Instruction
Would you set down every line of the listing below word for word, leaving out the pictures?

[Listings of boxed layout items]
☆ ☆ ☆ ☆

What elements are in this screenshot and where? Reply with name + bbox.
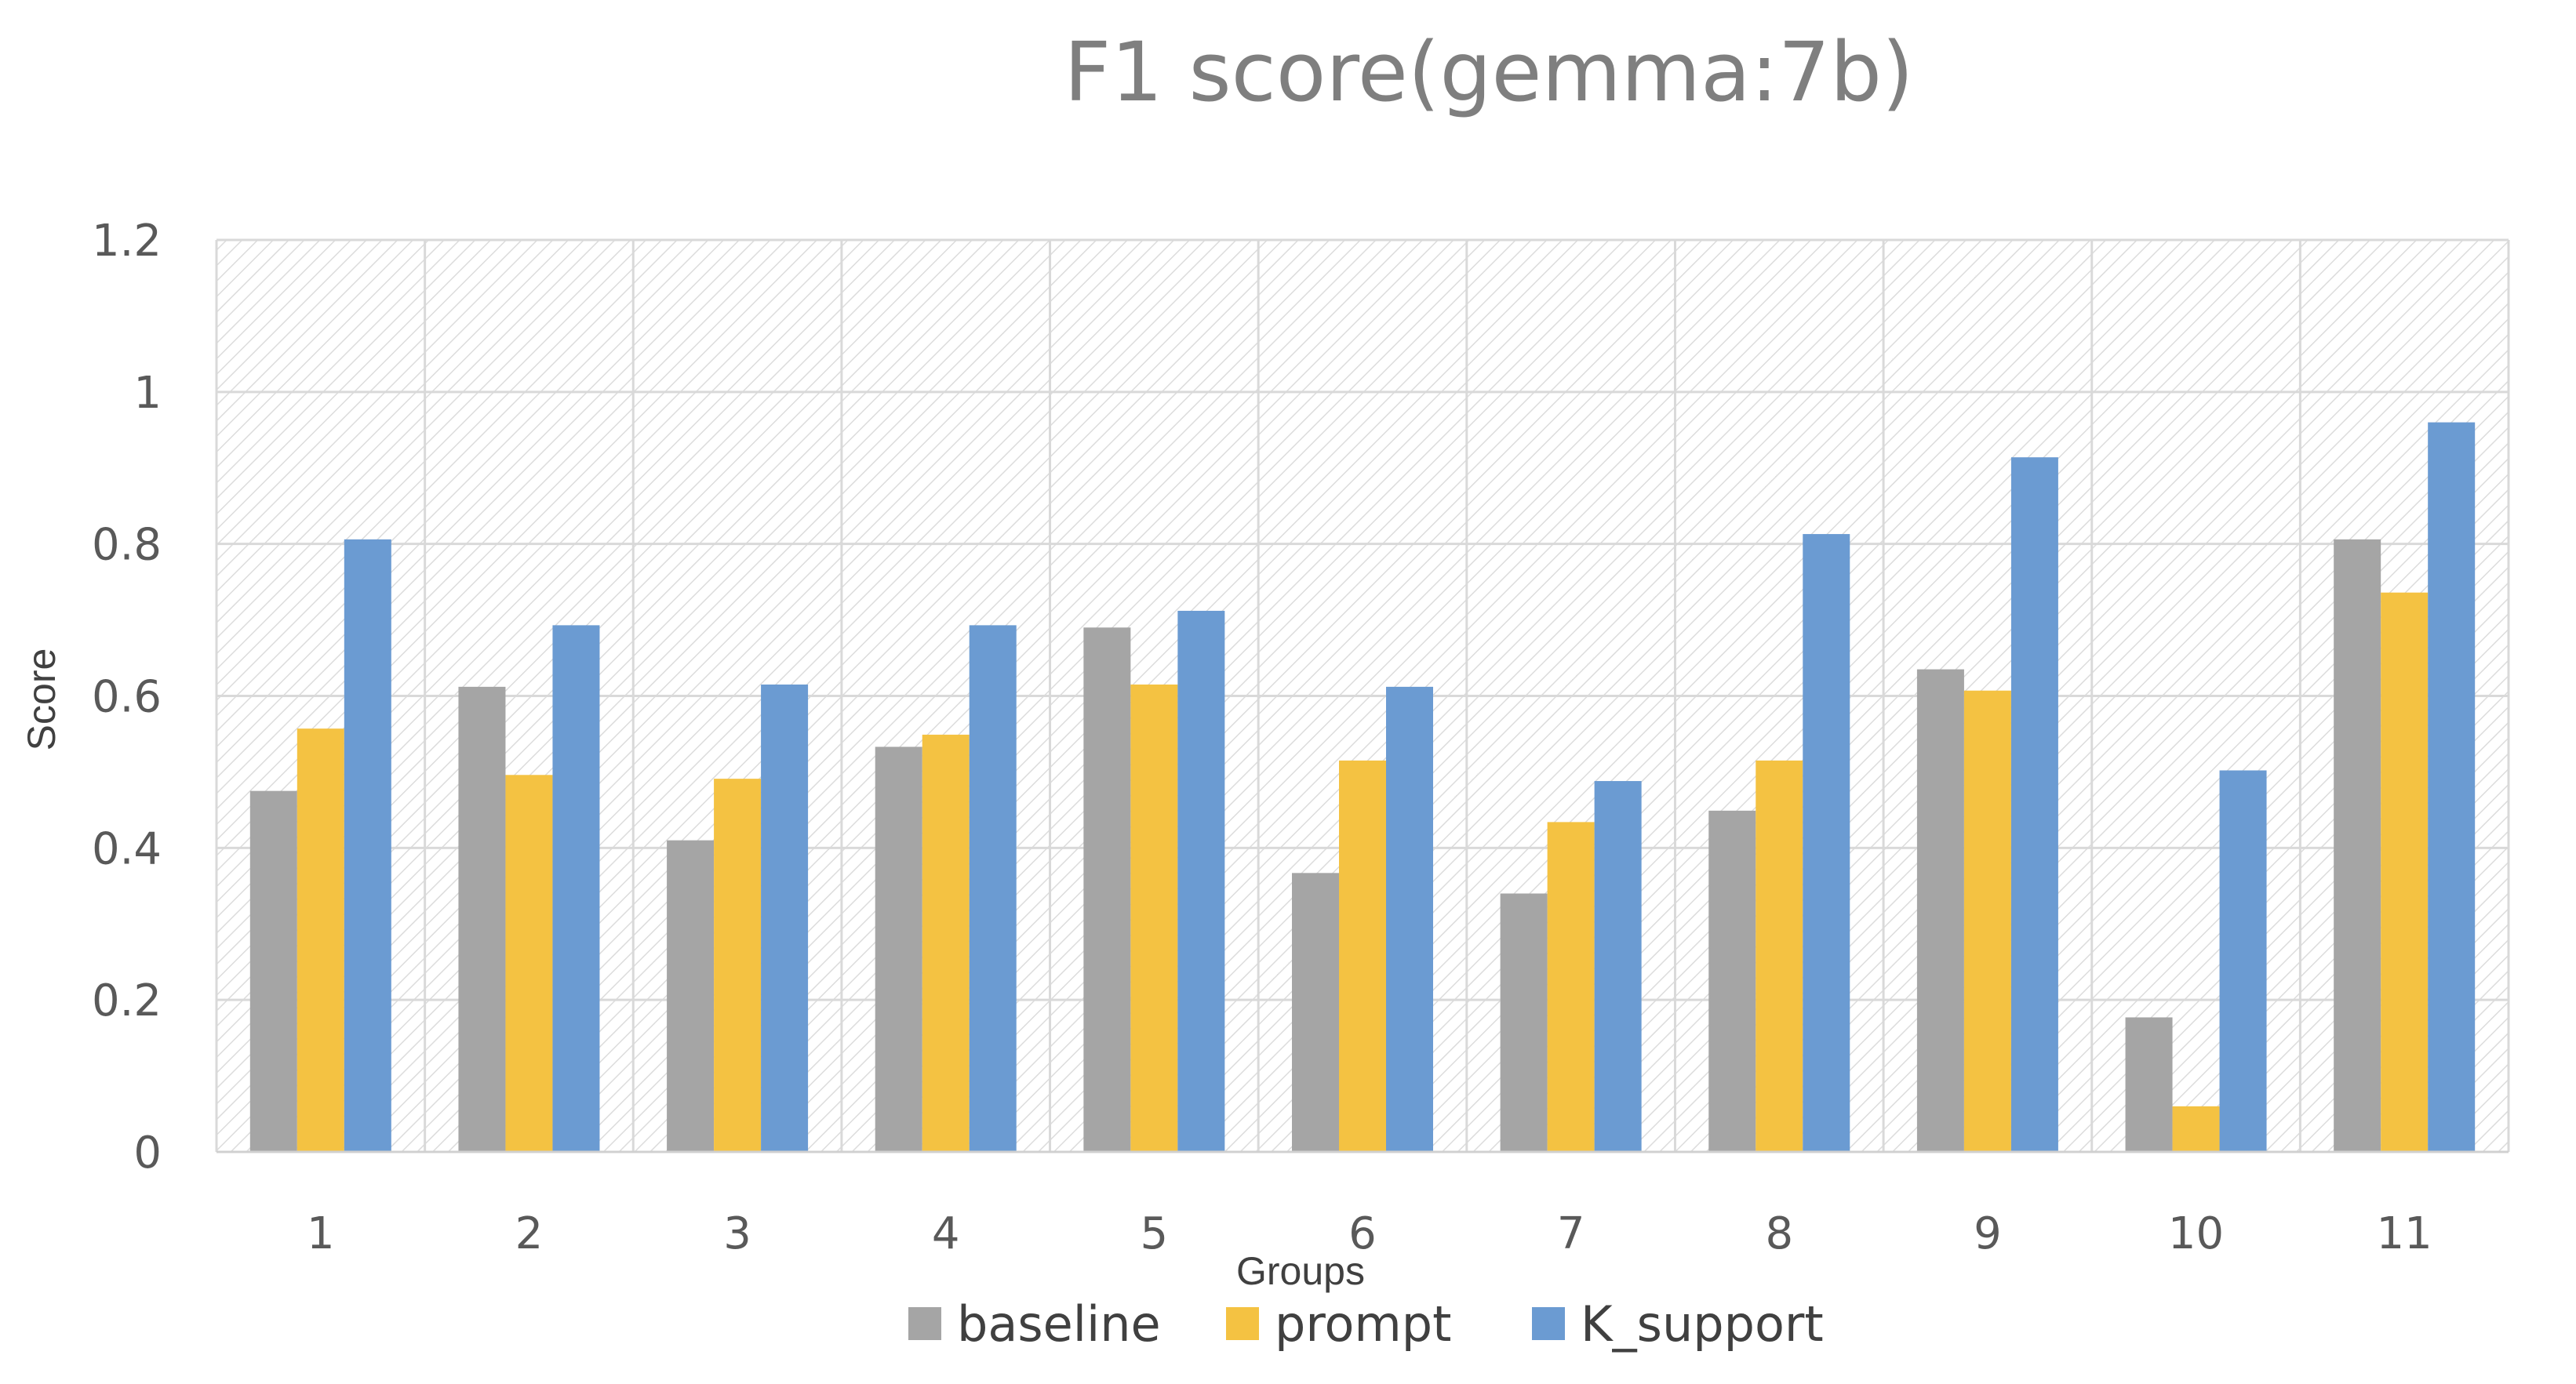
legend-swatch [1532,1307,1565,1340]
bar-k-support-group-3 [761,684,809,1152]
bar-prompt-group-4 [922,734,970,1152]
y-tick-label: 0.2 [92,975,162,1026]
bar-prompt-group-6 [1339,760,1386,1152]
legend-label: prompt [1275,1295,1451,1353]
chart-title: F1 score(gemma:7b) [1064,24,1913,120]
x-tick-label: 11 [2377,1208,2432,1259]
bar-prompt-group-3 [714,779,762,1152]
legend-item-k-support: K_support [1532,1295,1824,1353]
bar-prompt-group-2 [505,775,553,1152]
legend-swatch [908,1307,941,1340]
x-axis-title: Groups [1236,1249,1365,1293]
bar-k-support-group-10 [2219,770,2267,1152]
bar-baseline-group-11 [2334,539,2381,1152]
bar-baseline-group-2 [458,686,506,1152]
bar-baseline-group-1 [249,790,297,1152]
x-tick-label: 2 [515,1208,544,1259]
bar-k-support-group-9 [2010,457,2058,1152]
bar-prompt-group-1 [297,728,344,1152]
bar-k-support-group-8 [1803,534,1850,1152]
legend-label: K_support [1581,1295,1824,1353]
bar-k-support-group-4 [969,625,1017,1152]
bar-k-support-group-6 [1386,686,1433,1152]
x-tick-label: 9 [1974,1208,2002,1259]
bar-prompt-group-5 [1130,684,1178,1152]
y-tick-label: 0.6 [92,672,162,723]
y-tick-label: 0.4 [92,823,162,874]
y-tick-label: 1.2 [92,216,162,267]
bar-k-support-group-7 [1594,781,1642,1152]
x-tick-label: 10 [2168,1208,2224,1259]
y-tick-label: 1 [133,368,162,419]
x-axis-ticks: 1 2 3 4 5 6 7 8 9 10 11 [307,1208,2432,1259]
bar-baseline-group-9 [1916,669,1964,1152]
legend-item-baseline: baseline [908,1295,1161,1353]
bar-prompt-group-8 [1756,760,1803,1152]
bar-baseline-group-5 [1083,627,1131,1152]
bar-baseline-group-3 [667,840,715,1152]
bar-k-support-group-2 [552,625,600,1152]
legend-swatch [1226,1307,1259,1340]
bar-k-support-group-11 [2428,422,2476,1152]
bar-baseline-group-4 [875,746,922,1152]
bar-prompt-group-7 [1547,822,1595,1152]
x-tick-label: 8 [1765,1208,1793,1259]
bar-k-support-group-1 [344,539,391,1152]
bar-prompt-group-11 [2381,592,2429,1152]
bar-baseline-group-10 [2125,1017,2173,1152]
legend: baseline prompt K_support [908,1295,1824,1353]
bar-prompt-group-10 [2172,1106,2220,1152]
bars [249,422,2476,1152]
bar-baseline-group-7 [1500,893,1548,1152]
bar-baseline-group-8 [1708,810,1756,1152]
bar-prompt-group-9 [1963,690,2011,1152]
x-tick-label: 6 [1348,1208,1377,1259]
x-tick-label: 5 [1141,1208,1169,1259]
y-axis-title: Score [20,648,64,751]
legend-item-prompt: prompt [1226,1295,1451,1353]
bar-baseline-group-6 [1292,873,1339,1152]
y-tick-label: 0 [133,1128,162,1179]
bar-k-support-group-5 [1177,610,1225,1152]
legend-label: baseline [957,1295,1161,1353]
x-tick-label: 1 [307,1208,335,1259]
x-tick-label: 3 [723,1208,751,1259]
y-axis-ticks: 0 0.2 0.4 0.6 0.8 1 1.2 [92,216,162,1179]
y-tick-label: 0.8 [92,520,162,571]
x-tick-label: 4 [932,1208,960,1259]
x-tick-label: 7 [1557,1208,1585,1259]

☆ ☆ ☆ ☆

Exercise response
What elements are in this screenshot and where? Reply with name + bbox.
legend-swatch [1532,1307,1565,1340]
bar-k-support-group-3 [761,684,809,1152]
bar-prompt-group-4 [922,734,970,1152]
y-tick-label: 0.2 [92,975,162,1026]
bar-prompt-group-6 [1339,760,1386,1152]
legend-label: prompt [1275,1295,1451,1353]
chart-title: F1 score(gemma:7b) [1064,24,1913,120]
x-tick-label: 11 [2377,1208,2432,1259]
bar-prompt-group-3 [714,779,762,1152]
legend-item-k-support: K_support [1532,1295,1824,1353]
bar-prompt-group-2 [505,775,553,1152]
legend-swatch [908,1307,941,1340]
x-axis-title: Groups [1236,1249,1365,1293]
bar-k-support-group-10 [2219,770,2267,1152]
bar-baseline-group-11 [2334,539,2381,1152]
bar-baseline-group-2 [458,686,506,1152]
bar-baseline-group-1 [249,790,297,1152]
x-tick-label: 2 [515,1208,544,1259]
bar-k-support-group-9 [2010,457,2058,1152]
bar-prompt-group-1 [297,728,344,1152]
bar-k-support-group-8 [1803,534,1850,1152]
legend-label: K_support [1581,1295,1824,1353]
bar-k-support-group-4 [969,625,1017,1152]
bar-k-support-group-6 [1386,686,1433,1152]
x-tick-label: 9 [1974,1208,2002,1259]
bar-prompt-group-5 [1130,684,1178,1152]
y-tick-label: 0.6 [92,672,162,723]
y-tick-label: 0.4 [92,823,162,874]
y-tick-label: 1.2 [92,216,162,267]
bar-k-support-group-7 [1594,781,1642,1152]
x-tick-label: 10 [2168,1208,2224,1259]
y-tick-label: 1 [133,368,162,419]
x-axis-ticks: 1 2 3 4 5 6 7 8 9 10 11 [307,1208,2432,1259]
bar-baseline-group-9 [1916,669,1964,1152]
legend-item-baseline: baseline [908,1295,1161,1353]
bar-prompt-group-8 [1756,760,1803,1152]
bar-baseline-group-5 [1083,627,1131,1152]
bar-baseline-group-3 [667,840,715,1152]
bar-k-support-group-2 [552,625,600,1152]
legend-swatch [1226,1307,1259,1340]
bar-k-support-group-11 [2428,422,2476,1152]
bar-baseline-group-4 [875,746,922,1152]
bar-prompt-group-7 [1547,822,1595,1152]
x-tick-label: 8 [1765,1208,1793,1259]
bar-k-support-group-1 [344,539,391,1152]
bar-prompt-group-11 [2381,592,2429,1152]
bar-baseline-group-10 [2125,1017,2173,1152]
legend: baseline prompt K_support [908,1295,1824,1353]
bar-prompt-group-10 [2172,1106,2220,1152]
bars [249,422,2476,1152]
bar-baseline-group-7 [1500,893,1548,1152]
bar-baseline-group-8 [1708,810,1756,1152]
bar-prompt-group-9 [1963,690,2011,1152]
x-tick-label: 6 [1348,1208,1377,1259]
x-tick-label: 5 [1141,1208,1169,1259]
y-axis-title: Score [20,648,64,751]
legend-item-prompt: prompt [1226,1295,1451,1353]
bar-baseline-group-6 [1292,873,1339,1152]
y-tick-label: 0 [133,1128,162,1179]
bar-k-support-group-5 [1177,610,1225,1152]
legend-label: baseline [957,1295,1161,1353]
x-tick-label: 1 [307,1208,335,1259]
x-tick-label: 3 [723,1208,751,1259]
y-axis-ticks: 0 0.2 0.4 0.6 0.8 1 1.2 [92,216,162,1179]
y-tick-label: 0.8 [92,520,162,571]
x-tick-label: 4 [932,1208,960,1259]
x-tick-label: 7 [1557,1208,1585,1259]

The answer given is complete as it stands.